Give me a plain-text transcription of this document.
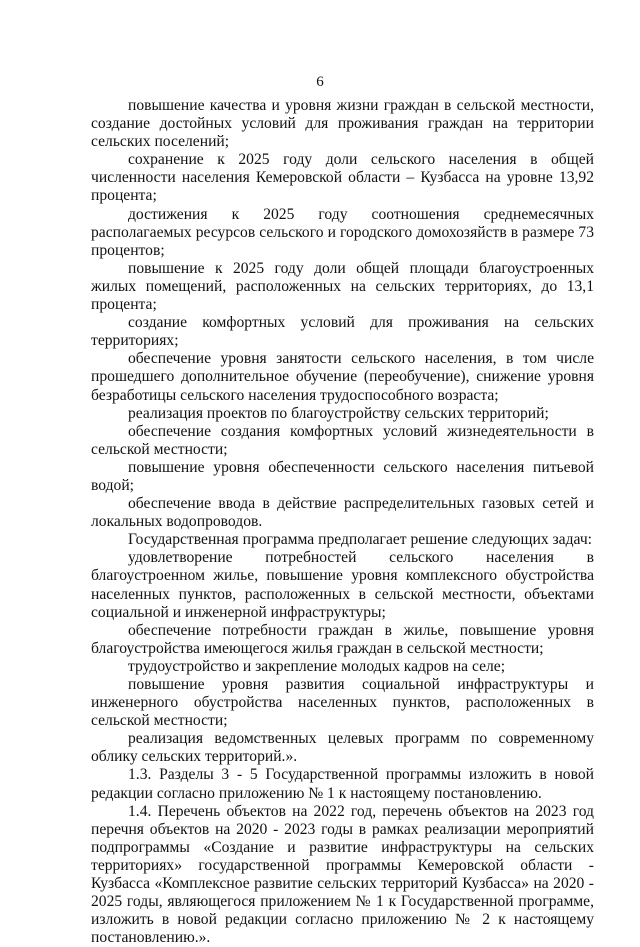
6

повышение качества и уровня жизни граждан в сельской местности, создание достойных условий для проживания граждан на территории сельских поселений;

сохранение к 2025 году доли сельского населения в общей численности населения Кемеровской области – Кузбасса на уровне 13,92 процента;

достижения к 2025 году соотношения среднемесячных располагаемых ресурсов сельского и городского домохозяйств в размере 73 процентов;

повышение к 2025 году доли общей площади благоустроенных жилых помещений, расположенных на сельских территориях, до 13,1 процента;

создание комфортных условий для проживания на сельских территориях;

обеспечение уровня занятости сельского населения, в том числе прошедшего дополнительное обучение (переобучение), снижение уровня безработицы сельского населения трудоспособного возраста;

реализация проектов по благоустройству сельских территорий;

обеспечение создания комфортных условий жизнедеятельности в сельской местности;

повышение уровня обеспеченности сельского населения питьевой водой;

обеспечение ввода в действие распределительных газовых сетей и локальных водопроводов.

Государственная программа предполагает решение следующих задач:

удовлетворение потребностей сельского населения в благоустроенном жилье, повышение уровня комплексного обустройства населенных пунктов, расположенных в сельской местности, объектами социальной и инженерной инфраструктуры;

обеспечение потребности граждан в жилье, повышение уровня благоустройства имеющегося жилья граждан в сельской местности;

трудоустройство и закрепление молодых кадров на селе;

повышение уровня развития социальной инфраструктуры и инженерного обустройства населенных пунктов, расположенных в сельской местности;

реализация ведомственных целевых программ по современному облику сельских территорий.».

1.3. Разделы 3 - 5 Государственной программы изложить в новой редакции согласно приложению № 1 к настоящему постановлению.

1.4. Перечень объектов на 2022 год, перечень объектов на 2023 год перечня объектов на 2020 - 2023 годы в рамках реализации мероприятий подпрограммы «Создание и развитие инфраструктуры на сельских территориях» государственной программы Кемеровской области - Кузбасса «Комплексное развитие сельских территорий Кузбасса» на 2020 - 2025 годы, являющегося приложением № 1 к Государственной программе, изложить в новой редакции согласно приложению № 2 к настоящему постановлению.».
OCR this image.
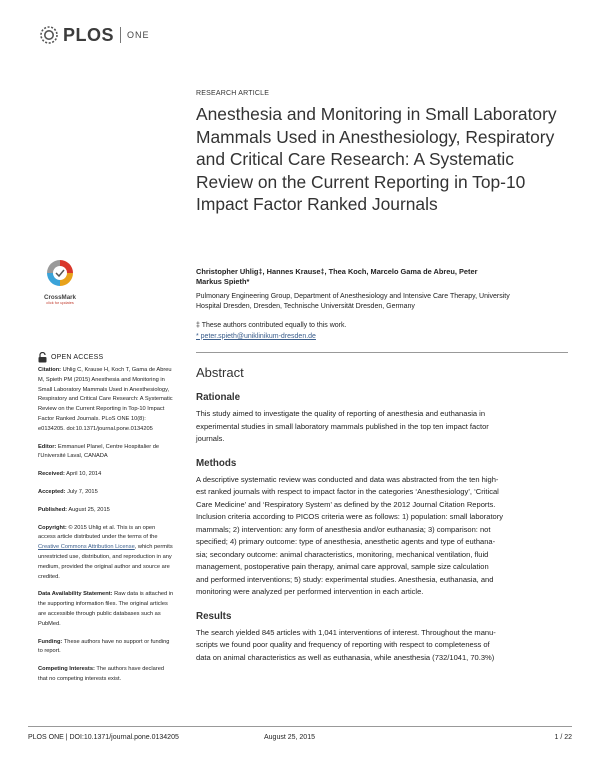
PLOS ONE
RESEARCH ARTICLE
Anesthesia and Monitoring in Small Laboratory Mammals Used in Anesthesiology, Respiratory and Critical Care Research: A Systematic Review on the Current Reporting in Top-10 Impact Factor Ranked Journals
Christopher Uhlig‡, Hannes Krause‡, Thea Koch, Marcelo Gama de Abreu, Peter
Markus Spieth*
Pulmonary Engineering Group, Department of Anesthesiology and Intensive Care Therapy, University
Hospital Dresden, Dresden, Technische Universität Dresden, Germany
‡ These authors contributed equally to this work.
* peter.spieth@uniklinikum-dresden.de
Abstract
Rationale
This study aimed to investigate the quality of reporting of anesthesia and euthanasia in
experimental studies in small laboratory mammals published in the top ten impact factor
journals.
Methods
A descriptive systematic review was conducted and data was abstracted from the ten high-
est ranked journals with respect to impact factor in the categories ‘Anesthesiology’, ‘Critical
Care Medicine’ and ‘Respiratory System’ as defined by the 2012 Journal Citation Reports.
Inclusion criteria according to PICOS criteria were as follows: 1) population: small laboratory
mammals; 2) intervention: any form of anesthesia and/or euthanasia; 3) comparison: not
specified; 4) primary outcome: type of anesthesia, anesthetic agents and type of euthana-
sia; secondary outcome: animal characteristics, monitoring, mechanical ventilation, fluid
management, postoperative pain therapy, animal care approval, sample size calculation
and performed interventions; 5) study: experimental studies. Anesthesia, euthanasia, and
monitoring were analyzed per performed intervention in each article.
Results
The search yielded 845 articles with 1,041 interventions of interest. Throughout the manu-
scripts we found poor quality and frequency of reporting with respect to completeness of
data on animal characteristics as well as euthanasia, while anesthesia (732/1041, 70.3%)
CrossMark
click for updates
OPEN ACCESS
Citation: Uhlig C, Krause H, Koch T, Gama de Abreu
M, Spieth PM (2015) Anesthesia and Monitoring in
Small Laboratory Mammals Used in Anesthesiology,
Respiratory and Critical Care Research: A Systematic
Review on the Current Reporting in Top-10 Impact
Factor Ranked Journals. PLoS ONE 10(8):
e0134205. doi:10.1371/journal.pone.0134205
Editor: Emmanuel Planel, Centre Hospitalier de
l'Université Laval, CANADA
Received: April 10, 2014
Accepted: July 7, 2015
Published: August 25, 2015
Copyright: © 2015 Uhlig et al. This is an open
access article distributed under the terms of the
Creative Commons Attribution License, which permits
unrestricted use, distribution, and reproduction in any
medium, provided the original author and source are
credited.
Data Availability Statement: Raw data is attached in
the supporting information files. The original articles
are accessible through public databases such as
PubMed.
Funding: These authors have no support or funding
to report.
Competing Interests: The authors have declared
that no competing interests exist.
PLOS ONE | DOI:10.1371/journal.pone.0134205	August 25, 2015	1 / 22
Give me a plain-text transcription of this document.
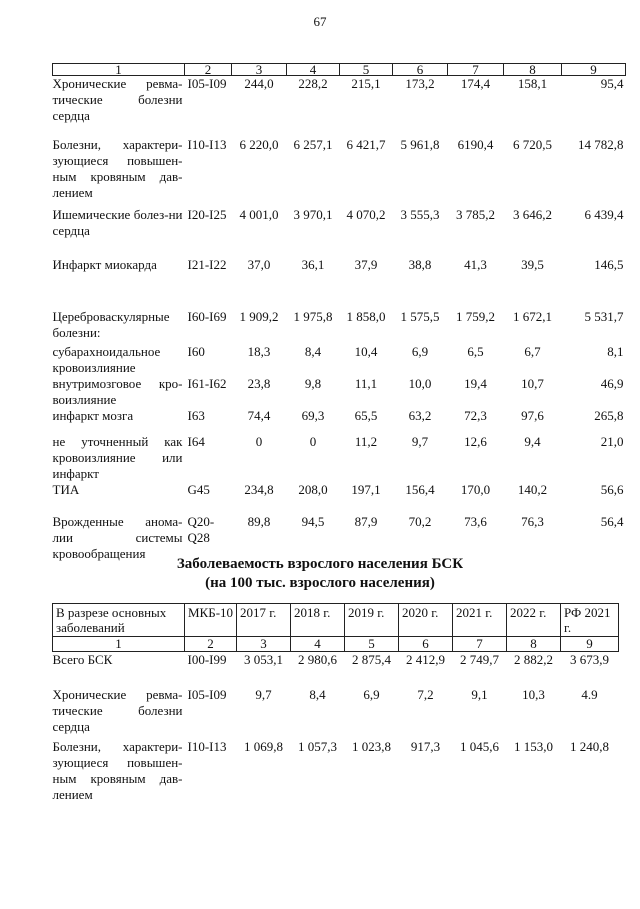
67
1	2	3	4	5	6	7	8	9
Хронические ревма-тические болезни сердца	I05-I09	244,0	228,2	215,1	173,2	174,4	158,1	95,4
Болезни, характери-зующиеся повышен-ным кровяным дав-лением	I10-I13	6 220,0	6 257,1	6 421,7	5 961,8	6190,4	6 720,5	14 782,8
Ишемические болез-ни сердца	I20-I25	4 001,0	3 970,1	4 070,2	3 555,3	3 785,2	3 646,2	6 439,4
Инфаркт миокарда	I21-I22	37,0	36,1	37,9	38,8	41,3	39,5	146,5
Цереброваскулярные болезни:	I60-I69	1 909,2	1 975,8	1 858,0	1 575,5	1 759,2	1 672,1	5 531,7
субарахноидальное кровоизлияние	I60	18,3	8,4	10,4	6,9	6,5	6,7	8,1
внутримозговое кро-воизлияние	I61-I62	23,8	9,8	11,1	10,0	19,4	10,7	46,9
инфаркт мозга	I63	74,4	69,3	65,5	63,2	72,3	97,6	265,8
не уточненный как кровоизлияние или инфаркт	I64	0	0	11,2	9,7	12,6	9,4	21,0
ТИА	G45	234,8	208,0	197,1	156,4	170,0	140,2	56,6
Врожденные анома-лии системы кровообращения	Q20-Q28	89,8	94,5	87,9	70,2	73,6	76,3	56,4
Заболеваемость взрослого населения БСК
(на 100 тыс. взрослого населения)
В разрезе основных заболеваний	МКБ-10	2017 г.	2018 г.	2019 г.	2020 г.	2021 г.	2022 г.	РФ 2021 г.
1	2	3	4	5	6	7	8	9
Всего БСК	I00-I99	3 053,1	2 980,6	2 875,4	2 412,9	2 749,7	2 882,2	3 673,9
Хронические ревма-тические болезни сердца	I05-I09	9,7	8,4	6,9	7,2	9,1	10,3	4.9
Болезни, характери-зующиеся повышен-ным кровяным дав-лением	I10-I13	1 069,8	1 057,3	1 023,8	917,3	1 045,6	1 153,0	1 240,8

▬▬▬

## Task goal
Go through the entries above and copy every line containing "взрослого".

## Exercise solution
Заболеваемость взрослого населения БСК
(на 100 тыс. взрослого населения)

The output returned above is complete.